### Material provided:
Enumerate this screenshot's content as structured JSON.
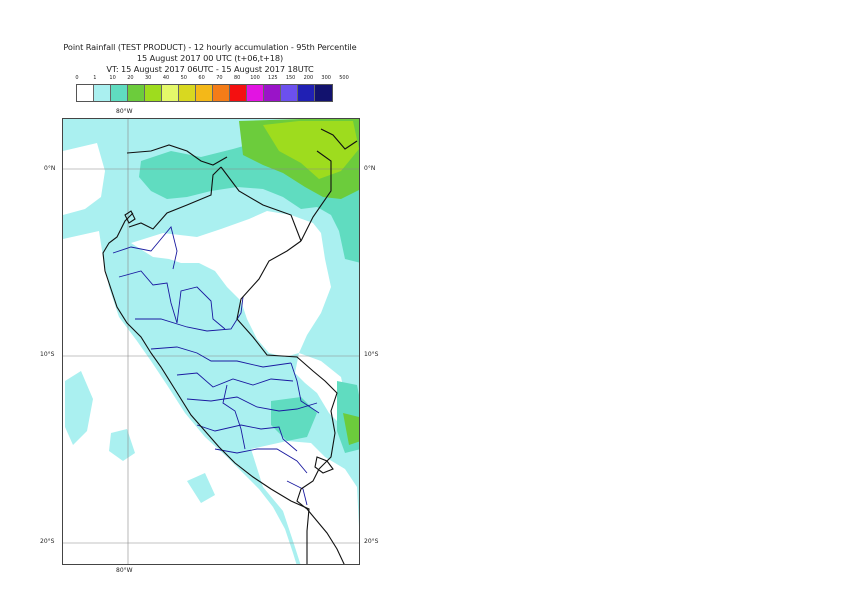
{
  "title": {
    "line1": "Point Rainfall (TEST PRODUCT) - 12 hourly accumulation - 95th Percentile",
    "line2": "15 August 2017 00 UTC (t+06,t+18)",
    "line3": "VT: 15 August 2017 06UTC - 15 August 2017 18UTC"
  },
  "legend": {
    "labels": [
      "0",
      "1",
      "10",
      "20",
      "30",
      "40",
      "50",
      "60",
      "70",
      "80",
      "100",
      "125",
      "150",
      "200",
      "300",
      "500"
    ],
    "colors": [
      "#ffffff",
      "#aaf0f0",
      "#60dcc0",
      "#6ccc3c",
      "#9edc1e",
      "#e4f86a",
      "#d8d820",
      "#f4b818",
      "#f47c18",
      "#f41010",
      "#e214e2",
      "#9a14c8",
      "#6c50ee",
      "#2020b4",
      "#12126e"
    ]
  },
  "map": {
    "lon_labels": {
      "top": "80°W",
      "bottom": "80°W"
    },
    "lat_labels": {
      "left": [
        "0°N",
        "10°S",
        "20°S"
      ],
      "right": [
        "0°N",
        "10°S",
        "20°S"
      ]
    },
    "colors": {
      "light_cyan": "#aaf0f0",
      "teal": "#60dcc0",
      "green": "#6ccc3c",
      "yellow_green": "#9edc1e",
      "coast": "#111111",
      "regions": "#1a1aa0",
      "grid": "#888888"
    }
  }
}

### Problem requirements:
Transcribe the records word for word and include no pictures.

### Exercise output:
Enumerate this screenshot's content as structured JSON.
{
  "title": {
    "line1": "Point Rainfall (TEST PRODUCT) - 12 hourly accumulation - 95th Percentile",
    "line2": "15 August 2017 00 UTC (t+06,t+18)",
    "line3": "VT: 15 August 2017 06UTC - 15 August 2017 18UTC"
  },
  "legend": {
    "labels": [
      "0",
      "1",
      "10",
      "20",
      "30",
      "40",
      "50",
      "60",
      "70",
      "80",
      "100",
      "125",
      "150",
      "200",
      "300",
      "500"
    ],
    "colors": [
      "#ffffff",
      "#aaf0f0",
      "#60dcc0",
      "#6ccc3c",
      "#9edc1e",
      "#e4f86a",
      "#d8d820",
      "#f4b818",
      "#f47c18",
      "#f41010",
      "#e214e2",
      "#9a14c8",
      "#6c50ee",
      "#2020b4",
      "#12126e"
    ]
  },
  "map": {
    "lon_labels": {
      "top": "80°W",
      "bottom": "80°W"
    },
    "lat_labels": {
      "left": [
        "0°N",
        "10°S",
        "20°S"
      ],
      "right": [
        "0°N",
        "10°S",
        "20°S"
      ]
    },
    "colors": {
      "light_cyan": "#aaf0f0",
      "teal": "#60dcc0",
      "green": "#6ccc3c",
      "yellow_green": "#9edc1e",
      "coast": "#111111",
      "regions": "#1a1aa0",
      "grid": "#888888"
    }
  }
}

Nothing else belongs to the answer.